(Chart and figure data)
##############################

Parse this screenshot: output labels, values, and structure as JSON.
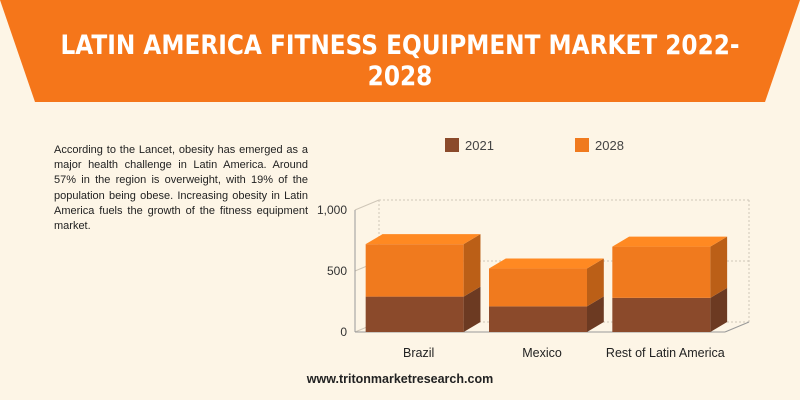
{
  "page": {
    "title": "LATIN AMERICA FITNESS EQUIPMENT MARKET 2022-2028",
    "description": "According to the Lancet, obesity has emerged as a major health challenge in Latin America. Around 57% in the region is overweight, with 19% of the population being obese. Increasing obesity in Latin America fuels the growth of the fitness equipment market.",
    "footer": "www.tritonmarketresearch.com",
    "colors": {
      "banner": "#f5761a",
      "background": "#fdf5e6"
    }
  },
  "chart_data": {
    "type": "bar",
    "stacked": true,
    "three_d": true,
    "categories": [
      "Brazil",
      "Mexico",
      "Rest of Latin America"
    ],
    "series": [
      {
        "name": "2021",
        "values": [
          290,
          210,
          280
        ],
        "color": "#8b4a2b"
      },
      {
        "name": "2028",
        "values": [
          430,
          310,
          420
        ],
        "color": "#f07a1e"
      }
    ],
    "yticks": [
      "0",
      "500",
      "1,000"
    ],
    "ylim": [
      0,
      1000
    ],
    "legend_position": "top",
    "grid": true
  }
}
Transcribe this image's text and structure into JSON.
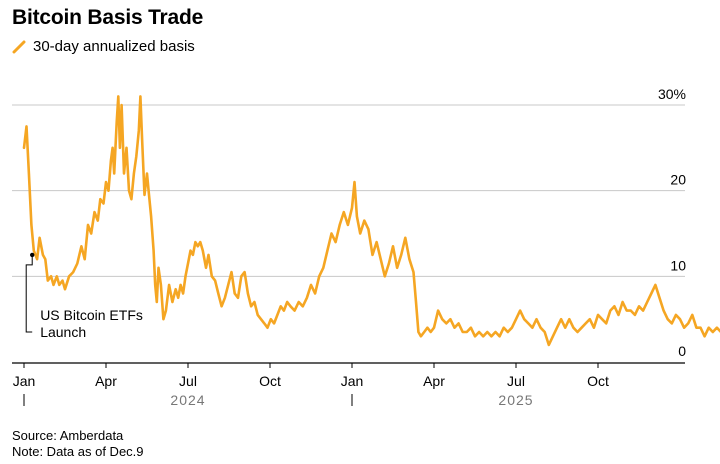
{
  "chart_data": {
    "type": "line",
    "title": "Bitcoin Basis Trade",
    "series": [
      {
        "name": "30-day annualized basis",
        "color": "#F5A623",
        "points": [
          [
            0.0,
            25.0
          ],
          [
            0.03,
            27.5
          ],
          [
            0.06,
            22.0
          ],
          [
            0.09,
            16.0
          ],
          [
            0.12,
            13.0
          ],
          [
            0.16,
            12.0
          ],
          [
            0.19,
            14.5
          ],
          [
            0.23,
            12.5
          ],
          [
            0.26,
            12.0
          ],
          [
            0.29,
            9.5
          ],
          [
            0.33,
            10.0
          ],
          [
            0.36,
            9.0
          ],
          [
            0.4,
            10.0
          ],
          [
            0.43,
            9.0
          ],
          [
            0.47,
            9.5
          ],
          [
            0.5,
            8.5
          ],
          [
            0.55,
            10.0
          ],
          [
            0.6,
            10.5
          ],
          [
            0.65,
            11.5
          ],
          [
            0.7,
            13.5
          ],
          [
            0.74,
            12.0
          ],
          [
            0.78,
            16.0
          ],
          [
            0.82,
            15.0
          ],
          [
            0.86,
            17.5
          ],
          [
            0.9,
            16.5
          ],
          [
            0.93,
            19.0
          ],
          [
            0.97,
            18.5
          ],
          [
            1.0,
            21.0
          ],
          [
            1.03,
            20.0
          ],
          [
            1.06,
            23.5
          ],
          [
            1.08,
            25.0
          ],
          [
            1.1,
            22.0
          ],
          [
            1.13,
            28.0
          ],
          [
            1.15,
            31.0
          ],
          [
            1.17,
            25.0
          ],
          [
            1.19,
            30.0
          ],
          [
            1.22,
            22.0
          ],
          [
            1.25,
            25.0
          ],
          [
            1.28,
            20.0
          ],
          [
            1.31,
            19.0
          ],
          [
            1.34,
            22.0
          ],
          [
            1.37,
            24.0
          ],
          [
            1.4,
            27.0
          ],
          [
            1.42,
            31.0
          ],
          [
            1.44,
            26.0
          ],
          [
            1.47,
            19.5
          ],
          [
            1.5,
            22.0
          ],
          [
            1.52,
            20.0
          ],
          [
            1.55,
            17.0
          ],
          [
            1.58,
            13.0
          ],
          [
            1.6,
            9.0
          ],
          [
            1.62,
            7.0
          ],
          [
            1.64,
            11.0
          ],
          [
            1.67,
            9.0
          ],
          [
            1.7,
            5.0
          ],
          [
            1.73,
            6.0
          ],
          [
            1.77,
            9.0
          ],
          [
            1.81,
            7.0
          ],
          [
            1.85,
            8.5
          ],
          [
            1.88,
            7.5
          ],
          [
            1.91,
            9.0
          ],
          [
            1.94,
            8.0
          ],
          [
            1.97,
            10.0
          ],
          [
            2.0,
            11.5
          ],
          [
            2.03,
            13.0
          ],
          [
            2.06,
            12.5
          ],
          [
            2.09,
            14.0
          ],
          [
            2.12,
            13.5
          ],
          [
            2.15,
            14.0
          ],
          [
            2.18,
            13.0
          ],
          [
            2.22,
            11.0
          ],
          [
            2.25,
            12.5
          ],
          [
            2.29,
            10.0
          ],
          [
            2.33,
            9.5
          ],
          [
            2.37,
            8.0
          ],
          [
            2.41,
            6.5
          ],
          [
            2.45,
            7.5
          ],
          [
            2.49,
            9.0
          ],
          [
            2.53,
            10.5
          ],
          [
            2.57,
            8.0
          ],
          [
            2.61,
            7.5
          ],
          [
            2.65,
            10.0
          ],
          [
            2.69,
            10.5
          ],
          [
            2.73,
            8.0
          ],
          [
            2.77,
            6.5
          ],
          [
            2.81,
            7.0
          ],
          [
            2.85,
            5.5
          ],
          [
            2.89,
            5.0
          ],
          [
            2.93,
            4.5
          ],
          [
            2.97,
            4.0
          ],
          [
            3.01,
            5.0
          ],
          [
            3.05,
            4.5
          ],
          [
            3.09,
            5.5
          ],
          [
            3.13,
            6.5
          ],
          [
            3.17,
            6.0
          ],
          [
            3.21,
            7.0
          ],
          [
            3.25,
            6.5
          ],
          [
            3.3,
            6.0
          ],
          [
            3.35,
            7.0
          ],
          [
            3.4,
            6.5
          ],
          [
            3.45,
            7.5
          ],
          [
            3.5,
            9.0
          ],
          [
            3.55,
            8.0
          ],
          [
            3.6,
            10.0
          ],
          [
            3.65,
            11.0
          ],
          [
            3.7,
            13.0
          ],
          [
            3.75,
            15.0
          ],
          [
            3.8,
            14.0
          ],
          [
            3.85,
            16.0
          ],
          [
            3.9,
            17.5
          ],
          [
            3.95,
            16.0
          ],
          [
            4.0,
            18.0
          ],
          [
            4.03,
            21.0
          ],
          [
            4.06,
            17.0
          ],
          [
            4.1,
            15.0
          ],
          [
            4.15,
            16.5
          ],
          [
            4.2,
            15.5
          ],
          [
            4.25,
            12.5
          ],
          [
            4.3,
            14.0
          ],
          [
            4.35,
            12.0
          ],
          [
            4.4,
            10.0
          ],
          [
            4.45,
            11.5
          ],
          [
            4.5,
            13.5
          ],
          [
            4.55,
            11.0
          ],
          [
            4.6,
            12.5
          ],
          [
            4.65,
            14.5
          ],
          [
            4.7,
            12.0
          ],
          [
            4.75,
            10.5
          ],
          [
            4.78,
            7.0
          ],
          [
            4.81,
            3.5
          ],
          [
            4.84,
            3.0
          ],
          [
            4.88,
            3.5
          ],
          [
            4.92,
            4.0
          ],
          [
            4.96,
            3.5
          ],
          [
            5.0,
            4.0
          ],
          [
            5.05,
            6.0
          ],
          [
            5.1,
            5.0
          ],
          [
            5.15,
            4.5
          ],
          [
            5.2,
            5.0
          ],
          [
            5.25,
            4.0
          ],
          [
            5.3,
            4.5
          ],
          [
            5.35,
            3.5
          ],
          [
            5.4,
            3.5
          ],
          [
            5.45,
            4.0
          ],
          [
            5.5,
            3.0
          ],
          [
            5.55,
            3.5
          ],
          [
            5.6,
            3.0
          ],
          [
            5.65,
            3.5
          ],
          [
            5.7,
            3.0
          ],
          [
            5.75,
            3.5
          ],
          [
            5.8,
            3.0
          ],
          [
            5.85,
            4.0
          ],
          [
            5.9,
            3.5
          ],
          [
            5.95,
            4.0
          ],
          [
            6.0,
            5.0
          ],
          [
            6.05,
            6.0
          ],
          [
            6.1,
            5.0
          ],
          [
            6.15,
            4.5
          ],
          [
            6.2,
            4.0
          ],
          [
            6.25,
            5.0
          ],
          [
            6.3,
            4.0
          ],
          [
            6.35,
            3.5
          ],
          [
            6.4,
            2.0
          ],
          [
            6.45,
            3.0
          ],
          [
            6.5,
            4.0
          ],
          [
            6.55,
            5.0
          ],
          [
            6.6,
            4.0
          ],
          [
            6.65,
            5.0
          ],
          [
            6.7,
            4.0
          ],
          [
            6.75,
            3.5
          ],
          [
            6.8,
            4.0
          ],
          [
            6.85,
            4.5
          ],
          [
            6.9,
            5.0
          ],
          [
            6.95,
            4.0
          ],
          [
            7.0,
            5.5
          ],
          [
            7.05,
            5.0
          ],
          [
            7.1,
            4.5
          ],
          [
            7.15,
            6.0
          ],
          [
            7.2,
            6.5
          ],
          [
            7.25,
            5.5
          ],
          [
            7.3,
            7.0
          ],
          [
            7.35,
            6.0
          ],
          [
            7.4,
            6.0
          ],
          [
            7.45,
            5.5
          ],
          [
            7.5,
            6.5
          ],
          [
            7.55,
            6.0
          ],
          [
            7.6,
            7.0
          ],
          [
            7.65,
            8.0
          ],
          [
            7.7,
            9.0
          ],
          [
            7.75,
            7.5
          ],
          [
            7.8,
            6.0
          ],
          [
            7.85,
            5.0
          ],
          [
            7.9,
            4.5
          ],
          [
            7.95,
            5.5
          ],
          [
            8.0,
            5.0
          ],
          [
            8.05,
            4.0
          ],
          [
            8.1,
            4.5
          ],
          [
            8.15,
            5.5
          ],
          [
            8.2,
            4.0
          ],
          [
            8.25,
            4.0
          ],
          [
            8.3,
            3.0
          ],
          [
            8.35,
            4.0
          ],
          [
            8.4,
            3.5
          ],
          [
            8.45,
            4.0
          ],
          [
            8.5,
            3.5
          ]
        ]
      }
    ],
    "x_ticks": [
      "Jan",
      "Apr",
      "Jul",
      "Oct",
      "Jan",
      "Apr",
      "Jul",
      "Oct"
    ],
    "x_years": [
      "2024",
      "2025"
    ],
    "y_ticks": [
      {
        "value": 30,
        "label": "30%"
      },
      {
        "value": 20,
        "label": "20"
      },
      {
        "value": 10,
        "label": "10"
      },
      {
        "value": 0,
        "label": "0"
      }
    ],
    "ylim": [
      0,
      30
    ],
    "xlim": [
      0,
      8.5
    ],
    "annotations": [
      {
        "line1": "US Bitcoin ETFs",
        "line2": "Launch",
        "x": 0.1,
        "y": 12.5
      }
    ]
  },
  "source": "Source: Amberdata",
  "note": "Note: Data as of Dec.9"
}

##############################

Show each line in the entries that holds the string "this".

- [CORRECT OUTPUT]
Parse this screenshot: output labels, values, and structure as JSON.
Transcribe this image's text and structure into JSON.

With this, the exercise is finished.